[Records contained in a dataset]
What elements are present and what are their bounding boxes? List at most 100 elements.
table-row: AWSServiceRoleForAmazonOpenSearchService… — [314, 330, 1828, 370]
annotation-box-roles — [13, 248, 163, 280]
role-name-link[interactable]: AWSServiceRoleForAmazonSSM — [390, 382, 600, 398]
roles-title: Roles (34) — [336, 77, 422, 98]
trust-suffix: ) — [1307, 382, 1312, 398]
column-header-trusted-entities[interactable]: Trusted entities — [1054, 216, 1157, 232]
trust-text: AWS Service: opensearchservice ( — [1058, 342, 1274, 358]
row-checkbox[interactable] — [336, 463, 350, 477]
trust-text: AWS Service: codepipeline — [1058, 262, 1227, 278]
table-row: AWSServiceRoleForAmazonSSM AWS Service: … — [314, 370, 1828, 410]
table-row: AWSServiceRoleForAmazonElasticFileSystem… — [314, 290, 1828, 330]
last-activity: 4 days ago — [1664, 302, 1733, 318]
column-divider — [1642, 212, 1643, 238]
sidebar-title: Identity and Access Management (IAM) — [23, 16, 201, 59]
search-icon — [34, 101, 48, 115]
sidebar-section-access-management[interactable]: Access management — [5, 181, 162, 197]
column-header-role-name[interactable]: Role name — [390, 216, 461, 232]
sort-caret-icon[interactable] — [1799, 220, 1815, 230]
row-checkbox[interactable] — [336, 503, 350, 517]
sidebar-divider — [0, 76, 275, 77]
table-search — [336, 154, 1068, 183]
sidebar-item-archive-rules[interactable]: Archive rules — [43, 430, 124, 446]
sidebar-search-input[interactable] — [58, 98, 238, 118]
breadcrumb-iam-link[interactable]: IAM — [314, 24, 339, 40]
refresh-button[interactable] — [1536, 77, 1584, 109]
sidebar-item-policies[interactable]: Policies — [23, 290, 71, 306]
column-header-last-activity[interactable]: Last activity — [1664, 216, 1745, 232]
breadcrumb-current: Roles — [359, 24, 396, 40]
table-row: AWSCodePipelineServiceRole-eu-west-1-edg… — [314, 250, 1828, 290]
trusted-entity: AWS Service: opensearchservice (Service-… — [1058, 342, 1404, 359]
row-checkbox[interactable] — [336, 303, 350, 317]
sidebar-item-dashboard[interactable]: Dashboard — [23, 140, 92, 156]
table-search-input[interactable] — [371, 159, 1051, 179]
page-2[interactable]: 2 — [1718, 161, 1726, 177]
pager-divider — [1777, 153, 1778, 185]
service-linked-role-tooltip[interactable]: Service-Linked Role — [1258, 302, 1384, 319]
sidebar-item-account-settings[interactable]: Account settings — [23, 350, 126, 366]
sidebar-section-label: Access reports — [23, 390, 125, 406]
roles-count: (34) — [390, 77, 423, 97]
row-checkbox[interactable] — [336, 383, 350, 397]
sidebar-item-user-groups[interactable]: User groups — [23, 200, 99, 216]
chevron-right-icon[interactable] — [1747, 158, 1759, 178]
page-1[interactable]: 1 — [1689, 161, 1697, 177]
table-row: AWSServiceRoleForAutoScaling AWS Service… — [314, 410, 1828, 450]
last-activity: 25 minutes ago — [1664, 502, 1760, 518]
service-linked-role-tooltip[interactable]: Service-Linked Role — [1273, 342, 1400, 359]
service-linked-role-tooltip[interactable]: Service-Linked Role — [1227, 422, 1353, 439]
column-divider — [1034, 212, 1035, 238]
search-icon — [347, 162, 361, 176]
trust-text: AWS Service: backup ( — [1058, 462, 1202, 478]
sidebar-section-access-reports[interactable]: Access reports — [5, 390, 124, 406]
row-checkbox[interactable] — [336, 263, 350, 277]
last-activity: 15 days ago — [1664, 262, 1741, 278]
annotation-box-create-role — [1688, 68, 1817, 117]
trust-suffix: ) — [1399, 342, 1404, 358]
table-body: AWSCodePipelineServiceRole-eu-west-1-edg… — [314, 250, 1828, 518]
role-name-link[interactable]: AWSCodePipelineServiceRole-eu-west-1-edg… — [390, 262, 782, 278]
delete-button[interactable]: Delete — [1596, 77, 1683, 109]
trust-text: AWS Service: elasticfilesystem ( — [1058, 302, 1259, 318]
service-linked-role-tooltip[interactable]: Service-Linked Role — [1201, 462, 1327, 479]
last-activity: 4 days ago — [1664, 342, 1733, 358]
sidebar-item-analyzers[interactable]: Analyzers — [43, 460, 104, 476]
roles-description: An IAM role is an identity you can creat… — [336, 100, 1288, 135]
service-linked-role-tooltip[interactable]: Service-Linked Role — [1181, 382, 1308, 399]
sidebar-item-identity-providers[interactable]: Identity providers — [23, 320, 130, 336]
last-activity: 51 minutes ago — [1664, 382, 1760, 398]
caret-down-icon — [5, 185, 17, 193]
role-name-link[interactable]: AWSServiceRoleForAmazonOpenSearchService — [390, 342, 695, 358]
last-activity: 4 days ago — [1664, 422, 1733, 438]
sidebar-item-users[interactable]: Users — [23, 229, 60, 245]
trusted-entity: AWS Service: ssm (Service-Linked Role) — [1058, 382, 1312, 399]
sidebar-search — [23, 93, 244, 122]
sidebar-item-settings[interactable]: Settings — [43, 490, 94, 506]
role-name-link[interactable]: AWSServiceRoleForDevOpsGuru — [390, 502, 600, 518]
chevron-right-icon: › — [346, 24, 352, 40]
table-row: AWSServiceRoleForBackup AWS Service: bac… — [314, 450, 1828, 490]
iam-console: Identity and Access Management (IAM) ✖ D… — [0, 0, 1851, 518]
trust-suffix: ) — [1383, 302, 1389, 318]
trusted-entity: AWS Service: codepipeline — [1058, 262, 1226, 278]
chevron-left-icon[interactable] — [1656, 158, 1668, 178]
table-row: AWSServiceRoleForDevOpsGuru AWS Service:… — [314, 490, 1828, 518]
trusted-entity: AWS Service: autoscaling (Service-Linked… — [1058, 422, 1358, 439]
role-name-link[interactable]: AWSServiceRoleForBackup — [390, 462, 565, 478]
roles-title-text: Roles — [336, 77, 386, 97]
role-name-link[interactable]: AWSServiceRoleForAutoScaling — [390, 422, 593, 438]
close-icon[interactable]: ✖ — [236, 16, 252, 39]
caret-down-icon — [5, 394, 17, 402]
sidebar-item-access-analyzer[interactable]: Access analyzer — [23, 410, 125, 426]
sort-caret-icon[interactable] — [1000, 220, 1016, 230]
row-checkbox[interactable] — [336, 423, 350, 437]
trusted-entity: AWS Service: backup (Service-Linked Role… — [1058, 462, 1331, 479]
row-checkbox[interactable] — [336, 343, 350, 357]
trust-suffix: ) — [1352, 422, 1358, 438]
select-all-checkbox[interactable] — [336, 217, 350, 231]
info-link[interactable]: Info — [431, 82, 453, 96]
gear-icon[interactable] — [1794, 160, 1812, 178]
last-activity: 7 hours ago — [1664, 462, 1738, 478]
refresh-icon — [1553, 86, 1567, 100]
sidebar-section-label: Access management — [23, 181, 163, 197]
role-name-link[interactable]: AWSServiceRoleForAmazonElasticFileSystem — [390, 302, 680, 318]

### Instructions for the task
Write out the records from the very first line through the line holding "row-checkbox[interactable] — [336, 463, 350, 477]", inclusive, keeping every character as it appears.

### Output
What elements are present and what are their bounding boxes? List at most 100 elements.
table-row: AWSServiceRoleForAmazonOpenSearchService… — [314, 330, 1828, 370]
annotation-box-roles — [13, 248, 163, 280]
role-name-link[interactable]: AWSServiceRoleForAmazonSSM — [390, 382, 600, 398]
roles-title: Roles (34) — [336, 77, 422, 98]
trust-suffix: ) — [1307, 382, 1312, 398]
column-header-trusted-entities[interactable]: Trusted entities — [1054, 216, 1157, 232]
trust-text: AWS Service: opensearchservice ( — [1058, 342, 1274, 358]
row-checkbox[interactable] — [336, 463, 350, 477]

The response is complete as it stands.